Source records =>
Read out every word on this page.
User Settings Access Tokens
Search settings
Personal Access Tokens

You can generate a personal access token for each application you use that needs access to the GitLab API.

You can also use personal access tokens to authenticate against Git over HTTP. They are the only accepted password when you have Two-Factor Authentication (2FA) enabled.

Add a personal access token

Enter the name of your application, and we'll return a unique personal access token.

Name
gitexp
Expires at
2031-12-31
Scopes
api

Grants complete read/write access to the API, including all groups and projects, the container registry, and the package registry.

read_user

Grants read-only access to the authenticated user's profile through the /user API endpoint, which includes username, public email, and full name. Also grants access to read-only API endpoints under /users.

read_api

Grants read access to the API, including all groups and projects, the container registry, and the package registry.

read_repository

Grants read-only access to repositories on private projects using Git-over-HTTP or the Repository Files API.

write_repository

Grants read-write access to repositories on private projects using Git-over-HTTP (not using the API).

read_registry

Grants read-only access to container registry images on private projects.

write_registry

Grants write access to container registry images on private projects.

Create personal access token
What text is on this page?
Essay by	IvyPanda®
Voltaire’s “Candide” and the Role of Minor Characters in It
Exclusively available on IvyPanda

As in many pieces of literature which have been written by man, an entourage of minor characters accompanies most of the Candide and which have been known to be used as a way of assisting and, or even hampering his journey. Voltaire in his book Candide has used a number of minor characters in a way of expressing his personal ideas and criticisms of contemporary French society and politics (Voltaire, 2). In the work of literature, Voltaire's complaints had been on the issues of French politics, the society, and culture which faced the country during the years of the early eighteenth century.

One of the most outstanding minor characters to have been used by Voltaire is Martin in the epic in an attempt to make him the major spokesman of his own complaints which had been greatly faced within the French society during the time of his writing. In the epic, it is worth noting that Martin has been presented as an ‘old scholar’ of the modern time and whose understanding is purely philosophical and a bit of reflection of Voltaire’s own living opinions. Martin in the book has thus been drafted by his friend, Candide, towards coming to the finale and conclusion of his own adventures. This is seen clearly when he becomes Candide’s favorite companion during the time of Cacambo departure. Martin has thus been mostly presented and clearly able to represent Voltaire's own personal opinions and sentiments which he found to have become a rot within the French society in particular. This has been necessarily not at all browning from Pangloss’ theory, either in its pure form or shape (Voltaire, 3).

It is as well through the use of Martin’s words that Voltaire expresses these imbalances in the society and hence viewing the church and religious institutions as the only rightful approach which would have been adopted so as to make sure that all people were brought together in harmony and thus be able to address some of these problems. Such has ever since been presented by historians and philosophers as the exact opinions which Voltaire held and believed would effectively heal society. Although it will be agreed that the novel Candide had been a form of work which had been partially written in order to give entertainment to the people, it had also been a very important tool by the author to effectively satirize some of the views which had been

Aim => From the records above, extract each line exactly as shown.

Task response =>
Read out every word on this page.
User Settings Access Tokens
Search settings
Personal Access Tokens

You can generate a personal access token for each application you use that needs access to the GitLab API.

You can also use personal access tokens to authenticate against Git over HTTP. They are the only accepted password when you have Two-Factor Authentication (2FA) enabled.

Add a personal access token

Enter the name of your application, and we'll return a unique personal access token.

Name
gitexp
Expires at
2031-12-31
Scopes
api

Grants complete read/write access to the API, including all groups and projects, the container registry, and the package registry.

read_user

Grants read-only access to the authenticated user's profile through the /user API endpoint, which includes username, public email, and full name. Also grants access to read-only API endpoints under /users.

read_api

Grants read access to the API, including all groups and projects, the container registry, and the package registry.

read_repository

Grants read-only access to repositories on private projects using Git-over-HTTP or the Repository Files API.

write_repository

Grants read-write access to repositories on private projects using Git-over-HTTP (not using the API).

read_registry

Grants read-only access to container registry images on private projects.

write_registry

Grants write access to container registry images on private projects.

Create personal access token
What text is on this page?
Essay by	IvyPanda®
Voltaire’s “Candide” and the Role of Minor Characters in It
Exclusively available on IvyPanda

As in many pieces of literature which have been written by man, an entourage of minor characters accompanies most of the Candide and which have been known to be used as a way of assisting and, or even hampering his journey. Voltaire in his book Candide has used a number of minor characters in a way of expressing his personal ideas and criticisms of contemporary French society and politics (Voltaire, 2). In the work of literature, Voltaire's complaints had been on the issues of French politics, the society, and culture which faced the country during the years of the early eighteenth century.

One of the most outstanding minor characters to have been used by Voltaire is Martin in the epic in an attempt to make him the major spokesman of his own complaints which had been greatly faced within the French society during the time of his writing. In the epic, it is worth noting that Martin has been presented as an ‘old scholar’ of the modern time and whose understanding is purely philosophical and a bit of reflection of Voltaire’s own living opinions. Martin in the book has thus been drafted by his friend, Candide, towards coming to the finale and conclusion of his own adventures. This is seen clearly when he becomes Candide’s favorite companion during the time of Cacambo departure. Martin has thus been mostly presented and clearly able to represent Voltaire's own personal opinions and sentiments which he found to have become a rot within the French society in particular. This has been necessarily not at all browning from Pangloss’ theory, either in its pure form or shape (Voltaire, 3).

It is as well through the use of Martin’s words that Voltaire expresses these imbalances in the society and hence viewing the church and religious institutions as the only rightful approach which would have been adopted so as to make sure that all people were brought together in harmony and thus be able to address some of these problems. Such has ever since been presented by historians and philosophers as the exact opinions which Voltaire held and believed would effectively heal society. Although it will be agreed that the novel Candide had been a form of work which had been partially written in order to give entertainment to the people, it had also been a very important tool by the author to effectively satirize some of the views which had been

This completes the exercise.